Look through the listing for the word "одностороннем". Copy each line that has it.

◇ ◇ ◇ ◇ ◇

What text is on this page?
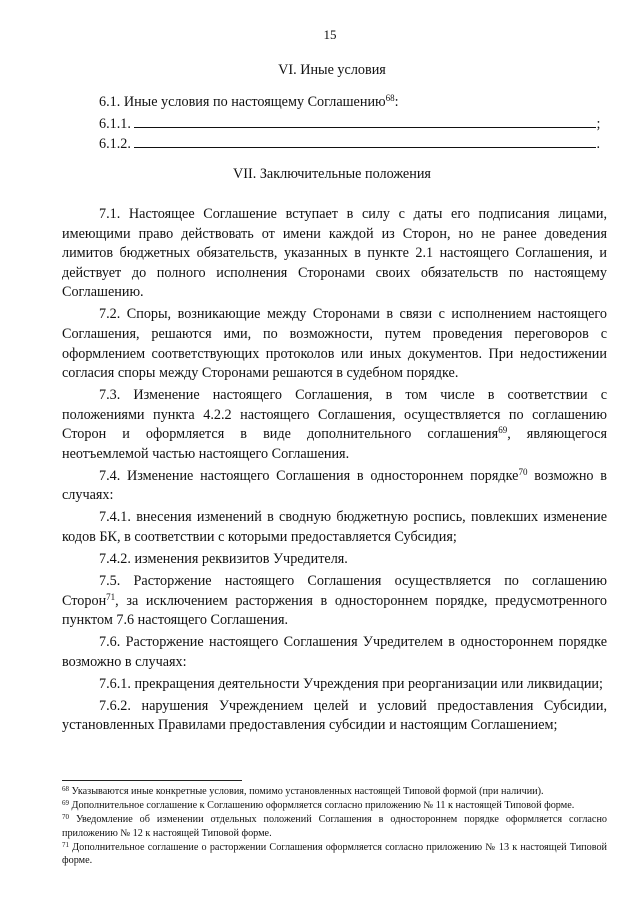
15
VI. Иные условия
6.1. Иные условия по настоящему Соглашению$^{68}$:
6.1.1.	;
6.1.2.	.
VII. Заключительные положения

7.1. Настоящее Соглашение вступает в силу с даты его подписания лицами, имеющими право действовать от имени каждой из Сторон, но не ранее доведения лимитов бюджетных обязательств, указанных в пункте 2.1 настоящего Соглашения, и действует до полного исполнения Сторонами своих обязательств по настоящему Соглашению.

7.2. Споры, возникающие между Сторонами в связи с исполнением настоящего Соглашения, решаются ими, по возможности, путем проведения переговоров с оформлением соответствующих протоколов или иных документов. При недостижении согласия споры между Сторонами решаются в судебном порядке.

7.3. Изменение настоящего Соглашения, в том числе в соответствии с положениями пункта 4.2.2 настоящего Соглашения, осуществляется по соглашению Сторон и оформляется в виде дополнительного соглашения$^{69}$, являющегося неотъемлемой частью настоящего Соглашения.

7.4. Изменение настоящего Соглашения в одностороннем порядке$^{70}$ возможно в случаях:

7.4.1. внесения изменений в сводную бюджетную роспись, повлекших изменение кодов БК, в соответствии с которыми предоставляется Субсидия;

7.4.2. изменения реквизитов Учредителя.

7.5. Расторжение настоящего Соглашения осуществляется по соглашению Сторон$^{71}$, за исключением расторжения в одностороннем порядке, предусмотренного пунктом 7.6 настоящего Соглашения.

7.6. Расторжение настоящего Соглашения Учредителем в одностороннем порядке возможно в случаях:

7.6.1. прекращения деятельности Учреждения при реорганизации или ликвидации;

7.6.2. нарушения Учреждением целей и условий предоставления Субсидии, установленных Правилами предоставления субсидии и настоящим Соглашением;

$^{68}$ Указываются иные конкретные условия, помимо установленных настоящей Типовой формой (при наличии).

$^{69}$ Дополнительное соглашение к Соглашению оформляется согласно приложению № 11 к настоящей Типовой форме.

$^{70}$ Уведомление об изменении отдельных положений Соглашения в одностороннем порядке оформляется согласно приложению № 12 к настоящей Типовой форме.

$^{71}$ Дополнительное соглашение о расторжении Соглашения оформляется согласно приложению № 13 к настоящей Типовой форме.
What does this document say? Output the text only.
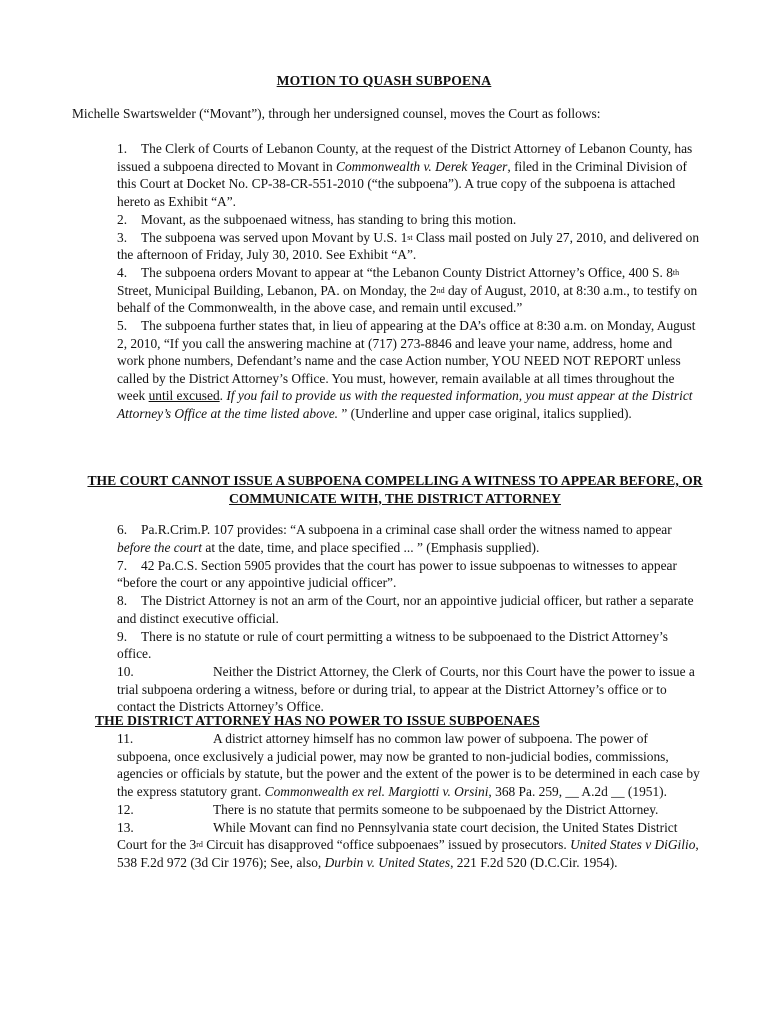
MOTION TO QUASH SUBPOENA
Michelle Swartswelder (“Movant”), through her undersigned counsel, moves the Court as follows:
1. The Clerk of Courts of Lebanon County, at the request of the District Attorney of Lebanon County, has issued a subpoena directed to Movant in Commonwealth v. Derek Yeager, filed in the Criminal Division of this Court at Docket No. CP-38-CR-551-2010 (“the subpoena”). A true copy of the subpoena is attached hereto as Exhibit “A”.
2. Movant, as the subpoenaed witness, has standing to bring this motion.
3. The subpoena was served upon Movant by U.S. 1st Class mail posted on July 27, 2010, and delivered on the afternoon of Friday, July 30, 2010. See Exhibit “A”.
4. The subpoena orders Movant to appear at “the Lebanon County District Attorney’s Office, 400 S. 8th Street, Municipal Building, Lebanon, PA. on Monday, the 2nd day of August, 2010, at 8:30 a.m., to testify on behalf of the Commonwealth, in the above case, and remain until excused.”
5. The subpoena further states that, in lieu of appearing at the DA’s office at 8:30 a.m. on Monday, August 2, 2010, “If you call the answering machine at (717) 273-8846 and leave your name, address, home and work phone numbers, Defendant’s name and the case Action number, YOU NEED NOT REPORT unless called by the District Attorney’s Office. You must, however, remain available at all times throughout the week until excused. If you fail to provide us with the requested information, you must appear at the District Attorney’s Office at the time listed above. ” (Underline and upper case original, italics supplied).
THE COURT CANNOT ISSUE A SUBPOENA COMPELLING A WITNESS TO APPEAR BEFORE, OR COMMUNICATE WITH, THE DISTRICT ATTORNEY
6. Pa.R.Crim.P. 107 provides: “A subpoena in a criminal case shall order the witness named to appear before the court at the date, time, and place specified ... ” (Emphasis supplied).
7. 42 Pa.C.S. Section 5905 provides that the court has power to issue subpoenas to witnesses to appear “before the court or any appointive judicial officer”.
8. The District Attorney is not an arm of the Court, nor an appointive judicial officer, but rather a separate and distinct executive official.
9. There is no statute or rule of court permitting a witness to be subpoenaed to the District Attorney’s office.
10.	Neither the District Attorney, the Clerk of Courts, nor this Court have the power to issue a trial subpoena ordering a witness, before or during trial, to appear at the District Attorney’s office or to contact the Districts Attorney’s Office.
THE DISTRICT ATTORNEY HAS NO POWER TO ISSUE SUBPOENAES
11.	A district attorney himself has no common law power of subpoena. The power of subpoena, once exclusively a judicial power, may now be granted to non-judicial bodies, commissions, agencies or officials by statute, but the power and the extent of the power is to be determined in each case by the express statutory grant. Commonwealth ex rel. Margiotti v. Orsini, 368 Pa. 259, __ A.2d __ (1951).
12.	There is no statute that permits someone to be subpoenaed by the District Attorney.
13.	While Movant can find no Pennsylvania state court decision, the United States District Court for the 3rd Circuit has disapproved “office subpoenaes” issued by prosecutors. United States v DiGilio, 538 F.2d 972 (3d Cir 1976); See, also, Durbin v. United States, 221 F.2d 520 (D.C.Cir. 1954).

◇ ◇ ◇ ◇ ◇

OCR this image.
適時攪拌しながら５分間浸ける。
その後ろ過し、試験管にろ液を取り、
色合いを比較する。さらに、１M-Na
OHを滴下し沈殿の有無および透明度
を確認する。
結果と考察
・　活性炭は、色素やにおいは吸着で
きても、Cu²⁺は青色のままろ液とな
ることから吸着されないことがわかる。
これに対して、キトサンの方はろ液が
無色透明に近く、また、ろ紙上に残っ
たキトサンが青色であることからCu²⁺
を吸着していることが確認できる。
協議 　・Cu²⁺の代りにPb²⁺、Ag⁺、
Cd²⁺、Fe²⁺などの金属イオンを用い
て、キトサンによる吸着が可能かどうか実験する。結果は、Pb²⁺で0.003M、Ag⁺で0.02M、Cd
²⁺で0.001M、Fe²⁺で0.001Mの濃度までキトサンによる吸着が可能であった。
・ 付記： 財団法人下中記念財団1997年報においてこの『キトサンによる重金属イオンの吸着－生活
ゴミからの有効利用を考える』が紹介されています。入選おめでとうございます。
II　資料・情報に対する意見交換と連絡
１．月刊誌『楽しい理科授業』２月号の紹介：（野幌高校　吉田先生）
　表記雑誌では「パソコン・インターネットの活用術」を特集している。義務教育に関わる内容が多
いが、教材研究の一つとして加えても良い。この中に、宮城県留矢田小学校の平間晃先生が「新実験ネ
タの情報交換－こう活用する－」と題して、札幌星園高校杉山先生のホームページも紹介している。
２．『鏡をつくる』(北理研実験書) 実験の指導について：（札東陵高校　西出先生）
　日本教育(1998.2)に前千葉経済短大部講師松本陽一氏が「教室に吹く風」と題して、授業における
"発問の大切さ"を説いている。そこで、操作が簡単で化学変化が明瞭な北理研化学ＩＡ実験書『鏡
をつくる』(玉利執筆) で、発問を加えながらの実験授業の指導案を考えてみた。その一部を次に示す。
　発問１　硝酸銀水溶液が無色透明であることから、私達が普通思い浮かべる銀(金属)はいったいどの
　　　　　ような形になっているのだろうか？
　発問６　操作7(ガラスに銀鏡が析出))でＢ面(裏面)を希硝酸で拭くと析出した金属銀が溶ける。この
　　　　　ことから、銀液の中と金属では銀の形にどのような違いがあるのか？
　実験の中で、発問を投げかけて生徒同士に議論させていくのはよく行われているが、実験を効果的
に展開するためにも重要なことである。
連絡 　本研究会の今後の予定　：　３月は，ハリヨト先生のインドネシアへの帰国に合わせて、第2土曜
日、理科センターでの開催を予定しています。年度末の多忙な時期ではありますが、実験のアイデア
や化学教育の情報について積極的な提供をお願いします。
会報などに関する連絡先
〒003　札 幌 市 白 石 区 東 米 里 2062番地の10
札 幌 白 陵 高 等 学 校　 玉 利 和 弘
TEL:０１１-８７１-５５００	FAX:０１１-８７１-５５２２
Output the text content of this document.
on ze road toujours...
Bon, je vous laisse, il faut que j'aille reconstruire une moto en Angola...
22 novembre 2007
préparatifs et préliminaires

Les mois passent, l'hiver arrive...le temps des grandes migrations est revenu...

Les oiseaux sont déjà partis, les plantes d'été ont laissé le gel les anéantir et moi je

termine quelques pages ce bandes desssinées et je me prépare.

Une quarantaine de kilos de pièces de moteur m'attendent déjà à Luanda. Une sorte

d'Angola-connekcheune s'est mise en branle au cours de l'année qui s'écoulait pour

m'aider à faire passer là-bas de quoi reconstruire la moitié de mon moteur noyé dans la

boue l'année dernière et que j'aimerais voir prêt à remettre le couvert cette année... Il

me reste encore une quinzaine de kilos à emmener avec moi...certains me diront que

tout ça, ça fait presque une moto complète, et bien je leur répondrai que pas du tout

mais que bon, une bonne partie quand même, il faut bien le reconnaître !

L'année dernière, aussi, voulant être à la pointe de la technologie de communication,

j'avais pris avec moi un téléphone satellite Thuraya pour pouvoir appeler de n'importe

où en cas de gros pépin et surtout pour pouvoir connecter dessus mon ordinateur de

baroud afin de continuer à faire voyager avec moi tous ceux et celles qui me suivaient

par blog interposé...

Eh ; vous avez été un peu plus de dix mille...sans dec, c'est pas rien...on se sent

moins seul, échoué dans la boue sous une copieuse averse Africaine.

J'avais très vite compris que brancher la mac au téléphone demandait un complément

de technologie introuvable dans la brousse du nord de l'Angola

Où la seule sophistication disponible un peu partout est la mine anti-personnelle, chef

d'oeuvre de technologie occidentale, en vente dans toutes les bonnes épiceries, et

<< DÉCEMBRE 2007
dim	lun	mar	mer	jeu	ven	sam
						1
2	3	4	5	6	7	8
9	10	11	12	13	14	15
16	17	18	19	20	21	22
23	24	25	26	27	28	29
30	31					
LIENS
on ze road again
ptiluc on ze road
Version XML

◇ ◇ ◇ ◇ ◇

__RESULT BELOW__:
7.4. Изменение настоящего Соглашения в одностороннем порядке$^{70}$ возможно в случаях:
7.5. Расторжение настоящего Соглашения осуществляется по соглашению Сторон$^{71}$, за исключением расторжения в одностороннем порядке, предусмотренного пунктом 7.6 настоящего Соглашения.
7.6. Расторжение настоящего Соглашения Учредителем в одностороннем порядке возможно в случаях:
$^{70}$ Уведомление об изменении отдельных положений Соглашения в одностороннем порядке оформляется согласно приложению № 12 к настоящей Типовой форме.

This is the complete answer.